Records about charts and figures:

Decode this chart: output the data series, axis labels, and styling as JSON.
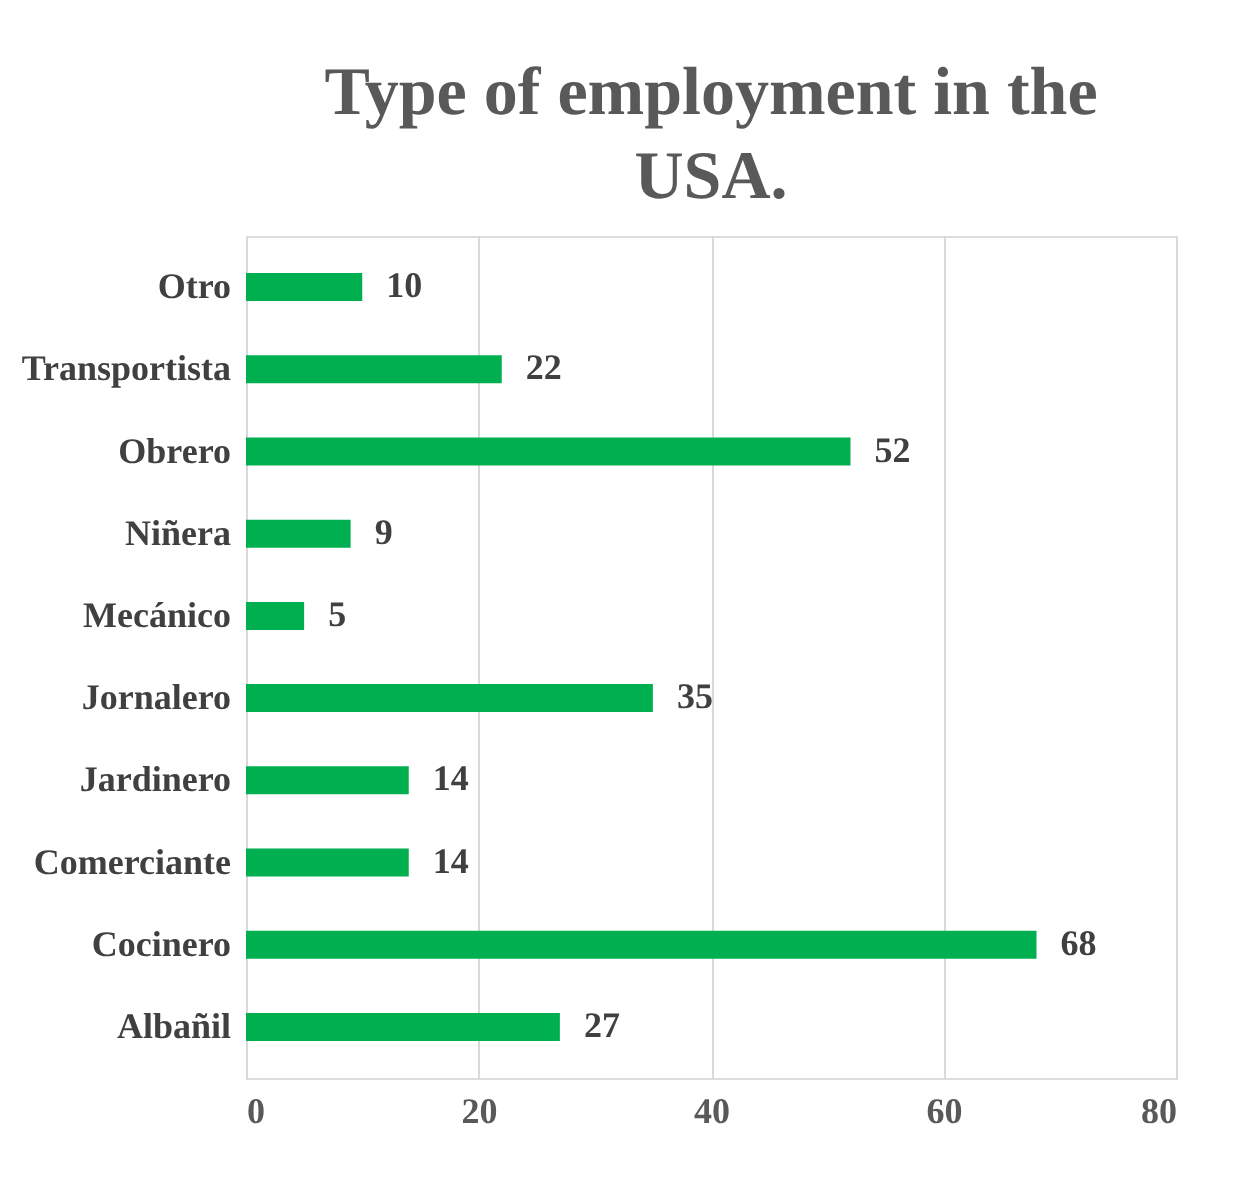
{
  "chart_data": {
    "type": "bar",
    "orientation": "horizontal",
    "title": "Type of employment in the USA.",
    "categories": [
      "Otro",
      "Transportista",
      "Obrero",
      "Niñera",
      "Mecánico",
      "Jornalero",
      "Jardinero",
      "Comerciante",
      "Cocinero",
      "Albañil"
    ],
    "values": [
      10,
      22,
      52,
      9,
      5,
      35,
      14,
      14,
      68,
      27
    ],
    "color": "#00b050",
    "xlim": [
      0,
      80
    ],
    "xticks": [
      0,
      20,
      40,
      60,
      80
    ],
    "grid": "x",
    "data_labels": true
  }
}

==

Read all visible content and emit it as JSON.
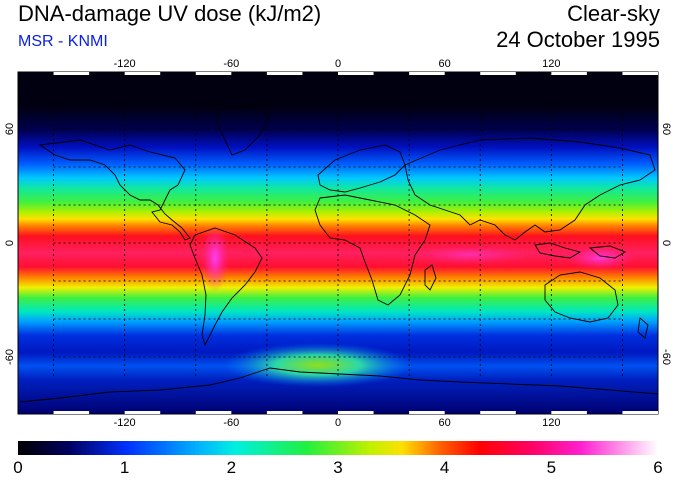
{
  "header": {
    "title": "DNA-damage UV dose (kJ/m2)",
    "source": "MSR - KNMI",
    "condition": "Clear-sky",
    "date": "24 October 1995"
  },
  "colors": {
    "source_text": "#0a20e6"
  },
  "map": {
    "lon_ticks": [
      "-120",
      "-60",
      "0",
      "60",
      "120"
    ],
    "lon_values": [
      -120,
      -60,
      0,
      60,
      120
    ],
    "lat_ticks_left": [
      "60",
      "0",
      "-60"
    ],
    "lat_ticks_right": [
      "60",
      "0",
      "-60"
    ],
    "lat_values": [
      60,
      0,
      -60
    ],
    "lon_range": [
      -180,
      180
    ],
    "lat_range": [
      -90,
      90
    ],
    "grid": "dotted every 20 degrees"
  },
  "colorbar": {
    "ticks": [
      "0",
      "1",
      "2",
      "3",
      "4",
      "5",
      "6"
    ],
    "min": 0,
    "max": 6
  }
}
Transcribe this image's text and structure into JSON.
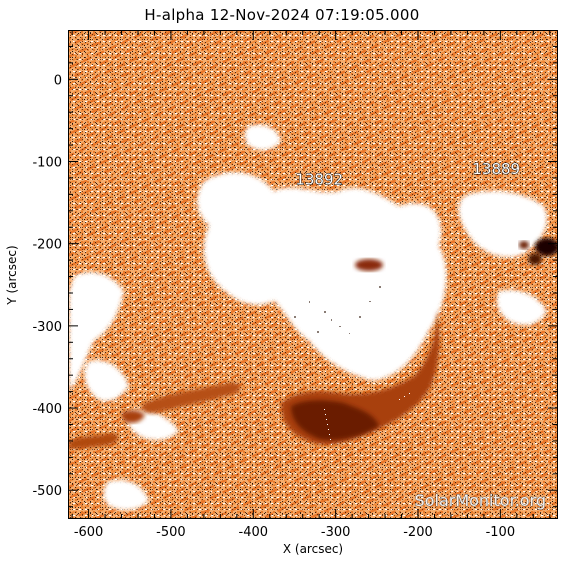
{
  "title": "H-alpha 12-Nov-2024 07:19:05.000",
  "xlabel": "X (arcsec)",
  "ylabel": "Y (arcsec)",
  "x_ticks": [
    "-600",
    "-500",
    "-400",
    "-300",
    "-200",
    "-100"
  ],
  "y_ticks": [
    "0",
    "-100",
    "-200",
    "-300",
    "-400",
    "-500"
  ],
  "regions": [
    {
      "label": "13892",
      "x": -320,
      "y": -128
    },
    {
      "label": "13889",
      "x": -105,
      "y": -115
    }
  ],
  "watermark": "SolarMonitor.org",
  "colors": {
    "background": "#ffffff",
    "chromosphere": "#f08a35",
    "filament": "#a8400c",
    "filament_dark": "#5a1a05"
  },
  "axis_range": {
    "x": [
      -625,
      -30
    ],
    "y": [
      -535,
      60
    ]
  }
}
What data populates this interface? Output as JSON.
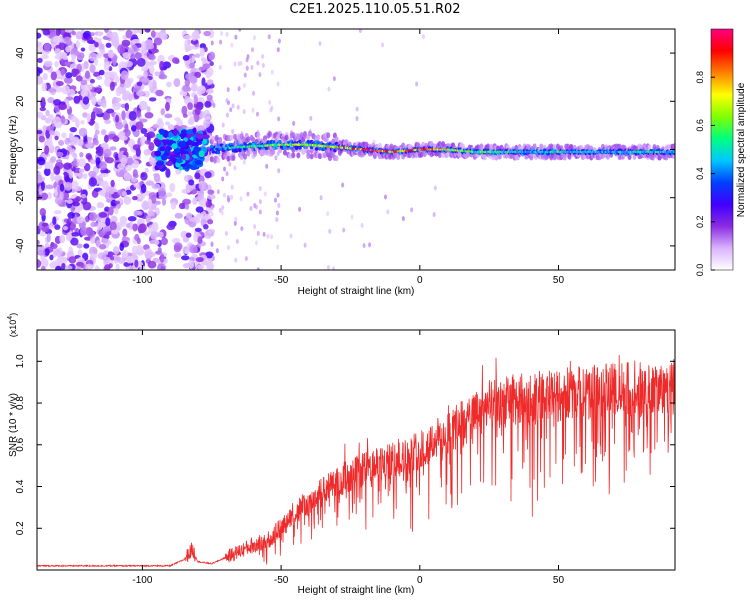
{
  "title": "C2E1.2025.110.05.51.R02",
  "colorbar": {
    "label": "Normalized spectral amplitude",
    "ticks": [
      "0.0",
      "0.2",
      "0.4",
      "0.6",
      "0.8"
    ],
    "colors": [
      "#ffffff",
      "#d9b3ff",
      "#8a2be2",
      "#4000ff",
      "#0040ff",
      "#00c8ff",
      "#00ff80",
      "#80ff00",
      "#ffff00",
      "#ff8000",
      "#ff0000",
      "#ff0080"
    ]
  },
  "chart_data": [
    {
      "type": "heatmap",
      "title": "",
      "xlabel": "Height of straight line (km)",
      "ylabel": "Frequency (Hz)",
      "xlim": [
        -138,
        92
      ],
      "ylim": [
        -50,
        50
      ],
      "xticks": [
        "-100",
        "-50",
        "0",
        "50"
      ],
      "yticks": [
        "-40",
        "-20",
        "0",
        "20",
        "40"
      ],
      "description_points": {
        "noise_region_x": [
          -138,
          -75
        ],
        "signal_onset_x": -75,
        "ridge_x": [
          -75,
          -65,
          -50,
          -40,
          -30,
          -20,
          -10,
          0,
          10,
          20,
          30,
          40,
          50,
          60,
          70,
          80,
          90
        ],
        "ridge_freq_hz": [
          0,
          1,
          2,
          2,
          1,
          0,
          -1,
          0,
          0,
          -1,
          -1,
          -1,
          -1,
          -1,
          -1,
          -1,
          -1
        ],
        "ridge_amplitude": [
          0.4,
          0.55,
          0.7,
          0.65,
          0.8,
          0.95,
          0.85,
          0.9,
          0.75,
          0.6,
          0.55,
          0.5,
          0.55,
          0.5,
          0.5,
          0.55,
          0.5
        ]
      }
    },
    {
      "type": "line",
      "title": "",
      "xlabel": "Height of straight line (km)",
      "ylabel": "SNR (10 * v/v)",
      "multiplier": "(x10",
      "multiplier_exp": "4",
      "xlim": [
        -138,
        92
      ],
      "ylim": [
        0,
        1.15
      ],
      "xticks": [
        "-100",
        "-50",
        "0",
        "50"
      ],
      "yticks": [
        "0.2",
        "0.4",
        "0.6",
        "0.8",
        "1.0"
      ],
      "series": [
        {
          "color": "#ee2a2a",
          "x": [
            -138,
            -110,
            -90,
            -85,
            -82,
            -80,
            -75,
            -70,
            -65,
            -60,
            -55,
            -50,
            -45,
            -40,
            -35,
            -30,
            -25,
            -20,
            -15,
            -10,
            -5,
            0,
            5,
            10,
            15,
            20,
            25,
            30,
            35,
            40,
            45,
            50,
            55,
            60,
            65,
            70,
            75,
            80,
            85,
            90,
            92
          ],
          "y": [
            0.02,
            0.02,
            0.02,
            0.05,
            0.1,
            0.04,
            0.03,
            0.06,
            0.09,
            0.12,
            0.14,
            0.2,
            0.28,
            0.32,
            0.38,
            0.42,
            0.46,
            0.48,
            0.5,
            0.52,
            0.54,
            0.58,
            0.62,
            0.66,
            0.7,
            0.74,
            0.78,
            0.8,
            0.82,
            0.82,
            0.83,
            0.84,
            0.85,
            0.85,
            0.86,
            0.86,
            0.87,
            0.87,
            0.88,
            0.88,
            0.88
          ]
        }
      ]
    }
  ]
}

• [WHAT TO PRODUCE]:
Tally up how many lines in the preceding listing contain the word "ylabel". Give nothing but the number.

• [WORKED ANSWER]:
3